Quote precisely the final stretch of the listing: start at the line containing "Read this page and output its text content." and stop after the last line.

== Task material ==

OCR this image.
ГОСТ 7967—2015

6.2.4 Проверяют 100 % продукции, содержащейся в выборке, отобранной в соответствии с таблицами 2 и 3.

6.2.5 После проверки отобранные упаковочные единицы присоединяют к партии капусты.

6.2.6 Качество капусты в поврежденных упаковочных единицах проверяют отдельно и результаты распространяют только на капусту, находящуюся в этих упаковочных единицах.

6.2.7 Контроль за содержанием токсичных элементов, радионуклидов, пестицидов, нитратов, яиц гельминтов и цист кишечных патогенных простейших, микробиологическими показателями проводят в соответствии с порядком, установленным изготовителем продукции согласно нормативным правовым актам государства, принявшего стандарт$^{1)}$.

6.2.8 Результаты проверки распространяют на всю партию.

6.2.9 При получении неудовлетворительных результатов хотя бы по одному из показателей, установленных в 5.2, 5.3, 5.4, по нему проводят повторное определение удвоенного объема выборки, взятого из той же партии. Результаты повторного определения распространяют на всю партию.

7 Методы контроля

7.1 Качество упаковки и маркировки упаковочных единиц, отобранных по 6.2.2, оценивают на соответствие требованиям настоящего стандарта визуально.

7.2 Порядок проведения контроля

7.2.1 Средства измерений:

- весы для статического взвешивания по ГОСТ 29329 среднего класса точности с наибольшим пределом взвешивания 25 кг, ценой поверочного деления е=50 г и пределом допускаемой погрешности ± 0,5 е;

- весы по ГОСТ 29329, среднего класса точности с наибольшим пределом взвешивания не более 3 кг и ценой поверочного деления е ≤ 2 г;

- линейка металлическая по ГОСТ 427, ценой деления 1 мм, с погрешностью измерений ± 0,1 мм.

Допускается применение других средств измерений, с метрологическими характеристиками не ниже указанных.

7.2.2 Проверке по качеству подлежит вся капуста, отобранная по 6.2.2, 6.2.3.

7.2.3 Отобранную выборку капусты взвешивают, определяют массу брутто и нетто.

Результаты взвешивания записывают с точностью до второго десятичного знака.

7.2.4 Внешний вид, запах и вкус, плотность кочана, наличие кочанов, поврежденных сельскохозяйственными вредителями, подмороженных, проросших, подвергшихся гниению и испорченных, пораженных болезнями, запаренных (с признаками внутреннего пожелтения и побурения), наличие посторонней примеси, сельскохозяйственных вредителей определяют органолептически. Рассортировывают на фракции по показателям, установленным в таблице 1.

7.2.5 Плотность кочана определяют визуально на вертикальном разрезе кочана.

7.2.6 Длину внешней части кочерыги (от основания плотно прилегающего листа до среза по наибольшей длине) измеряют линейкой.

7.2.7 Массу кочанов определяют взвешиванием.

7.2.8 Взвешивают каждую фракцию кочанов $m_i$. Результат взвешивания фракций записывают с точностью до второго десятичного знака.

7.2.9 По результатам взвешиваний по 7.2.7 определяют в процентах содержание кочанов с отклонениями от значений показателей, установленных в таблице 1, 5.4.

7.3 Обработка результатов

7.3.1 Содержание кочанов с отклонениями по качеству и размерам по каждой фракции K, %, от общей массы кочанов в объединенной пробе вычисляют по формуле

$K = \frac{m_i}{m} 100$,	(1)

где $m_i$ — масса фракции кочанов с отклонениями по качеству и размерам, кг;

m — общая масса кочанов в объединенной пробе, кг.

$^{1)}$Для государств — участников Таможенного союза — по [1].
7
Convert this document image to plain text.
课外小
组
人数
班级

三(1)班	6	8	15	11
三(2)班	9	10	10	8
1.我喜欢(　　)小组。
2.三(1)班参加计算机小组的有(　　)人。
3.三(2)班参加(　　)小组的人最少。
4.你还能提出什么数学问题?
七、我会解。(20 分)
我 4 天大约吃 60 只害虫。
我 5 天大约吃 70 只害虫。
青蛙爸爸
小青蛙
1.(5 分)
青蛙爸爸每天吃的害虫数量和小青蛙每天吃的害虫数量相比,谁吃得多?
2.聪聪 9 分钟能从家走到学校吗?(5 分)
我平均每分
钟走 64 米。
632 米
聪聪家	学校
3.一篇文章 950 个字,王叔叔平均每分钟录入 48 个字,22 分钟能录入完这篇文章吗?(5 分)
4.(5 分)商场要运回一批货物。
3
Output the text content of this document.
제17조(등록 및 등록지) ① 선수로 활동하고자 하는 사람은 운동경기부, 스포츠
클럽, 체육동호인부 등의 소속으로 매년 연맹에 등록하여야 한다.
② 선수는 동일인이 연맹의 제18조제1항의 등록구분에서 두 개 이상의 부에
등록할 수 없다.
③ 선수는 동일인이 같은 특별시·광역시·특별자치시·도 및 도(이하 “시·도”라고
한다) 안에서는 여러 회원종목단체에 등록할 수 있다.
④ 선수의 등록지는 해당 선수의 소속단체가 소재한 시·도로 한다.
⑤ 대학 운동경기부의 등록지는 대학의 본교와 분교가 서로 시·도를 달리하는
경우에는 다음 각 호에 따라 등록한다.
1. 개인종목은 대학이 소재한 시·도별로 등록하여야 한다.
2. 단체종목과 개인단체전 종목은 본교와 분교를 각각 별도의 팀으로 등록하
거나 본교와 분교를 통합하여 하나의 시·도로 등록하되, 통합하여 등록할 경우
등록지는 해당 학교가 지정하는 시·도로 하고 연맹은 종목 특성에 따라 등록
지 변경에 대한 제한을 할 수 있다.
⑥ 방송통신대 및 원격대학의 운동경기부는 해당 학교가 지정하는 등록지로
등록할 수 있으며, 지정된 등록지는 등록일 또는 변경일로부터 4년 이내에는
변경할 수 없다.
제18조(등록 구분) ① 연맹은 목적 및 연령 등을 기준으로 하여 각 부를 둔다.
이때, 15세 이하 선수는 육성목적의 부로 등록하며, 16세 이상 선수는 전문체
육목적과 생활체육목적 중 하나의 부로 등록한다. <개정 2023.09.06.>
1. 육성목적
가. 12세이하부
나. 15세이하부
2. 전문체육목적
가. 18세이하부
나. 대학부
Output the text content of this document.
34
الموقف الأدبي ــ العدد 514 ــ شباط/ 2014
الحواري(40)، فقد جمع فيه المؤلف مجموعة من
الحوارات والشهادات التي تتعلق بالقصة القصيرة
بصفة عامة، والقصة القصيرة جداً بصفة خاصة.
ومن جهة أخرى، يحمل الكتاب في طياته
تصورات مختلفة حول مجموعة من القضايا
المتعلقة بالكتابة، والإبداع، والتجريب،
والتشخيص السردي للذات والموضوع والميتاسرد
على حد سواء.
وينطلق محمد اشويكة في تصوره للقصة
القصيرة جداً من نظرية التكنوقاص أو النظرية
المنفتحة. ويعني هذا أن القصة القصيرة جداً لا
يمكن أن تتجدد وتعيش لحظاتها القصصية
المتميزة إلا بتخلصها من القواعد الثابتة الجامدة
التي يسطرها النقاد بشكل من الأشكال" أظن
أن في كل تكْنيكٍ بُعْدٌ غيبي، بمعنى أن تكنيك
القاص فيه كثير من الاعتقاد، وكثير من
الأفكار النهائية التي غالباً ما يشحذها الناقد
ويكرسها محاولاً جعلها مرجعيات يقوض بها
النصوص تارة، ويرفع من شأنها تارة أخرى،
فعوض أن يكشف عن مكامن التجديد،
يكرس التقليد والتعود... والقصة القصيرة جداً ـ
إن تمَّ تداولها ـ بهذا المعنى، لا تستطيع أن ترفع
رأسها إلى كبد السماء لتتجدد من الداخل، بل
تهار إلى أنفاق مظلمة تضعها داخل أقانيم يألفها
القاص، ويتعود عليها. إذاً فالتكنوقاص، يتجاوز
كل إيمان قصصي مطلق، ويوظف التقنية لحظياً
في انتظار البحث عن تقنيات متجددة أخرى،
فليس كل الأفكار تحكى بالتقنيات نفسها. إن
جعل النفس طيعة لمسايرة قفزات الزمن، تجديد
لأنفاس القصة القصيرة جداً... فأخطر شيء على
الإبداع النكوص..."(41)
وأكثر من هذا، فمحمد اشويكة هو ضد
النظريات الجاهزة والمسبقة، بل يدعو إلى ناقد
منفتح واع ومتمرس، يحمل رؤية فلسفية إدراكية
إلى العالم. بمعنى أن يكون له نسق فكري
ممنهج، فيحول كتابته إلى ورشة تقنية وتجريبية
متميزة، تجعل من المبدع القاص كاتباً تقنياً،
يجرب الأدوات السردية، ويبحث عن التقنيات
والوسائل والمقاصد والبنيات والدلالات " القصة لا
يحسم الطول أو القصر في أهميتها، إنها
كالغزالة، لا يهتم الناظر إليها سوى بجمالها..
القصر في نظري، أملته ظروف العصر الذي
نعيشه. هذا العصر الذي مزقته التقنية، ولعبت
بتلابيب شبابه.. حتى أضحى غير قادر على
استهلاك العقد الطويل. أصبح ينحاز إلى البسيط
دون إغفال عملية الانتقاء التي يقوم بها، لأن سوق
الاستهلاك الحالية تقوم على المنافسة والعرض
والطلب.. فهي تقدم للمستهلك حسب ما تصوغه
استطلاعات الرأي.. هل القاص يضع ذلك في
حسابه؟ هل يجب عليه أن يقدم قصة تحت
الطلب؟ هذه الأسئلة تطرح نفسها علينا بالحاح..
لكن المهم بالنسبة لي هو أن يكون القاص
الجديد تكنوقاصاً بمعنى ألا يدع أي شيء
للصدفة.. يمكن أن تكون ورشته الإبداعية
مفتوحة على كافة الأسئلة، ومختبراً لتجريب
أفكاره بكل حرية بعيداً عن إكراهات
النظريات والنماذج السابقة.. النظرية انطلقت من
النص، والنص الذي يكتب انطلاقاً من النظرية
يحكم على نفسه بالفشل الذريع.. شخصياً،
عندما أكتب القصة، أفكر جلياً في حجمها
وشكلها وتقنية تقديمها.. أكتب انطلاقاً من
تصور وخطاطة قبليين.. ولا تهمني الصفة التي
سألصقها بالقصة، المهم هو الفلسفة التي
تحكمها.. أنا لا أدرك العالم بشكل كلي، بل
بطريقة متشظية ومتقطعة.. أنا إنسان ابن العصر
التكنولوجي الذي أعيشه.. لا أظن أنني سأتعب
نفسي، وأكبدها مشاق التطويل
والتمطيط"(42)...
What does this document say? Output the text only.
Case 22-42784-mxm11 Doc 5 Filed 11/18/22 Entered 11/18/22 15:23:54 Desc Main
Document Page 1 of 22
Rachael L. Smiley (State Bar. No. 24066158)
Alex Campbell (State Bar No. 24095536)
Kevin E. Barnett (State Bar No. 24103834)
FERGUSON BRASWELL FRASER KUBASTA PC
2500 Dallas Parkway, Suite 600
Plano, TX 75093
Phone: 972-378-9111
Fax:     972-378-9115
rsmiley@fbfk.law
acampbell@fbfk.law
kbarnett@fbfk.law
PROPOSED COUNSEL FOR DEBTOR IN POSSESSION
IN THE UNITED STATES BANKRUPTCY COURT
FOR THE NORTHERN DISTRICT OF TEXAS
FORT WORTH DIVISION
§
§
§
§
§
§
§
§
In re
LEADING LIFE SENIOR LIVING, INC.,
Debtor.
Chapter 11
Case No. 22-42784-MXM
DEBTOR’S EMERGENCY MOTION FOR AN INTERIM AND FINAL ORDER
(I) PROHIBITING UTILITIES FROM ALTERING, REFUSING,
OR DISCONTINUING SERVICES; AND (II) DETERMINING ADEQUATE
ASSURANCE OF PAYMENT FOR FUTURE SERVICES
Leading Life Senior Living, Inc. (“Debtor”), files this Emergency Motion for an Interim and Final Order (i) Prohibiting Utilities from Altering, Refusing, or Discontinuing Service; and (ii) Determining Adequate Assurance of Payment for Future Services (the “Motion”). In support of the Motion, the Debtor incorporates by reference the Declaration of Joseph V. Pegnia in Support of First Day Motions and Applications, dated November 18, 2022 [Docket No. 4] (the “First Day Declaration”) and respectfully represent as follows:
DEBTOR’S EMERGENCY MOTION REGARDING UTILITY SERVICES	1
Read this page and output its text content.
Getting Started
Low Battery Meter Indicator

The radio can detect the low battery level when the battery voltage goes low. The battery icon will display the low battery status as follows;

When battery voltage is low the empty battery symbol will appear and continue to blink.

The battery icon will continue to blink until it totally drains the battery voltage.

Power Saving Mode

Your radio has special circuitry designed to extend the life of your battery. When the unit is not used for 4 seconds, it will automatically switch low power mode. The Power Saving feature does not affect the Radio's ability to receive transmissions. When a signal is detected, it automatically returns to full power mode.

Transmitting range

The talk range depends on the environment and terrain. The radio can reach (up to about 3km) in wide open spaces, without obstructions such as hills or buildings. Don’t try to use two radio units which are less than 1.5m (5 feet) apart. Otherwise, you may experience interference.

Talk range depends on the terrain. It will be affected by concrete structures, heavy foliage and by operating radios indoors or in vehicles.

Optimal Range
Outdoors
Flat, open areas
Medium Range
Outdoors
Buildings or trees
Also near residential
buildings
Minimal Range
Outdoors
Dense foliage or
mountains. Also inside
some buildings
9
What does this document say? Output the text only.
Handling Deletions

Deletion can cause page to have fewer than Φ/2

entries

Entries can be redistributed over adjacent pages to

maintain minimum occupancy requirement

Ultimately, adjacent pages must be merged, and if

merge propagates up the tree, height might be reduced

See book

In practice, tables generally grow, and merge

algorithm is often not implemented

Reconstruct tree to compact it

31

===

• _Answer_:
Read this page and output its text content.
Getting Started
Low Battery Meter Indicator

The radio can detect the low battery level when the battery voltage goes low. The battery icon will display the low battery status as follows;

When battery voltage is low the empty battery symbol will appear and continue to blink.

The battery icon will continue to blink until it totally drains the battery voltage.

Power Saving Mode

Your radio has special circuitry designed to extend the life of your battery. When the unit is not used for 4 seconds, it will automatically switch low power mode. The Power Saving feature does not affect the Radio's ability to receive transmissions. When a signal is detected, it automatically returns to full power mode.

Transmitting range

The talk range depends on the environment and terrain. The radio can reach (up to about 3km) in wide open spaces, without obstructions such as hills or buildings. Don’t try to use two radio units which are less than 1.5m (5 feet) apart. Otherwise, you may experience interference.

Talk range depends on the terrain. It will be affected by concrete structures, heavy foliage and by operating radios indoors or in vehicles.

Optimal Range
Outdoors
Flat, open areas
Medium Range
Outdoors
Buildings or trees
Also near residential
buildings
Minimal Range
Outdoors
Dense foliage or
mountains. Also inside
some buildings
9
What does this document say? Output the text only.
Handling Deletions

Deletion can cause page to have fewer than Φ/2

entries

Entries can be redistributed over adjacent pages to

maintain minimum occupancy requirement

Ultimately, adjacent pages must be merged, and if

merge propagates up the tree, height might be reduced

See book

In practice, tables generally grow, and merge

algorithm is often not implemented

Reconstruct tree to compact it

31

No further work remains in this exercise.